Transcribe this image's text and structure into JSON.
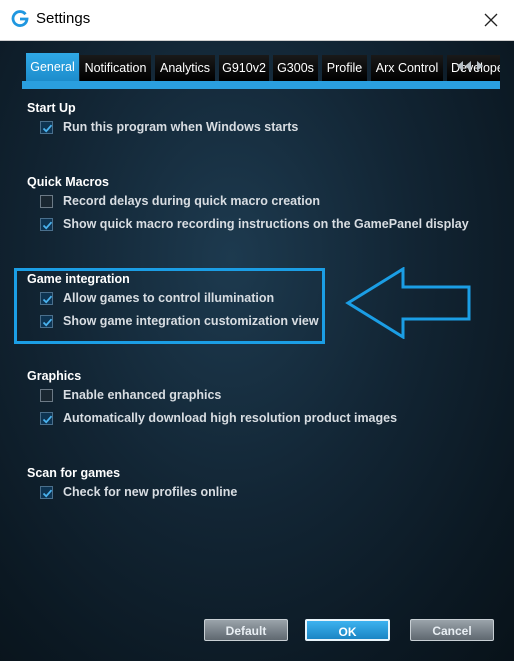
{
  "window": {
    "title": "Settings",
    "icon": "logitech-g-icon",
    "close_icon": "close-icon"
  },
  "tabs": [
    {
      "label": "General",
      "active": true
    },
    {
      "label": "Notification",
      "active": false
    },
    {
      "label": "Analytics",
      "active": false
    },
    {
      "label": "G910v2",
      "active": false
    },
    {
      "label": "G300s",
      "active": false
    },
    {
      "label": "Profile",
      "active": false
    },
    {
      "label": "Arx Control",
      "active": false
    },
    {
      "label": "Developer",
      "active": false
    }
  ],
  "sections": [
    {
      "title": "Start Up",
      "options": [
        {
          "label": "Run this program when Windows starts",
          "checked": true
        }
      ]
    },
    {
      "title": "Quick Macros",
      "options": [
        {
          "label": "Record delays during quick macro creation",
          "checked": false
        },
        {
          "label": "Show quick macro recording instructions on the GamePanel display",
          "checked": true
        }
      ]
    },
    {
      "title": "Game integration",
      "options": [
        {
          "label": "Allow games to control illumination",
          "checked": true
        },
        {
          "label": "Show game integration customization view",
          "checked": true
        }
      ]
    },
    {
      "title": "Graphics",
      "options": [
        {
          "label": "Enable enhanced graphics",
          "checked": false
        },
        {
          "label": "Automatically download high resolution product images",
          "checked": true
        }
      ]
    },
    {
      "title": "Scan for games",
      "options": [
        {
          "label": "Check for new profiles online",
          "checked": true
        }
      ]
    }
  ],
  "buttons": {
    "default": "Default",
    "ok": "OK",
    "cancel": "Cancel"
  },
  "colors": {
    "accent": "#2a9fdf",
    "highlight": "#1b9ee5"
  }
}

···

• **Directions for this task**: Leave the images out and output the remaining material exactly as it stands.

• **Result**:
Transcribe this image's text and structure into JSON.
{
  "window": {
    "title": "Settings",
    "icon": "logitech-g-icon",
    "close_icon": "close-icon"
  },
  "tabs": [
    {
      "label": "General",
      "active": true
    },
    {
      "label": "Notification",
      "active": false
    },
    {
      "label": "Analytics",
      "active": false
    },
    {
      "label": "G910v2",
      "active": false
    },
    {
      "label": "G300s",
      "active": false
    },
    {
      "label": "Profile",
      "active": false
    },
    {
      "label": "Arx Control",
      "active": false
    },
    {
      "label": "Developer",
      "active": false
    }
  ],
  "sections": [
    {
      "title": "Start Up",
      "options": [
        {
          "label": "Run this program when Windows starts",
          "checked": true
        }
      ]
    },
    {
      "title": "Quick Macros",
      "options": [
        {
          "label": "Record delays during quick macro creation",
          "checked": false
        },
        {
          "label": "Show quick macro recording instructions on the GamePanel display",
          "checked": true
        }
      ]
    },
    {
      "title": "Game integration",
      "options": [
        {
          "label": "Allow games to control illumination",
          "checked": true
        },
        {
          "label": "Show game integration customization view",
          "checked": true
        }
      ]
    },
    {
      "title": "Graphics",
      "options": [
        {
          "label": "Enable enhanced graphics",
          "checked": false
        },
        {
          "label": "Automatically download high resolution product images",
          "checked": true
        }
      ]
    },
    {
      "title": "Scan for games",
      "options": [
        {
          "label": "Check for new profiles online",
          "checked": true
        }
      ]
    }
  ],
  "buttons": {
    "default": "Default",
    "ok": "OK",
    "cancel": "Cancel"
  },
  "colors": {
    "accent": "#2a9fdf",
    "highlight": "#1b9ee5"
  }
}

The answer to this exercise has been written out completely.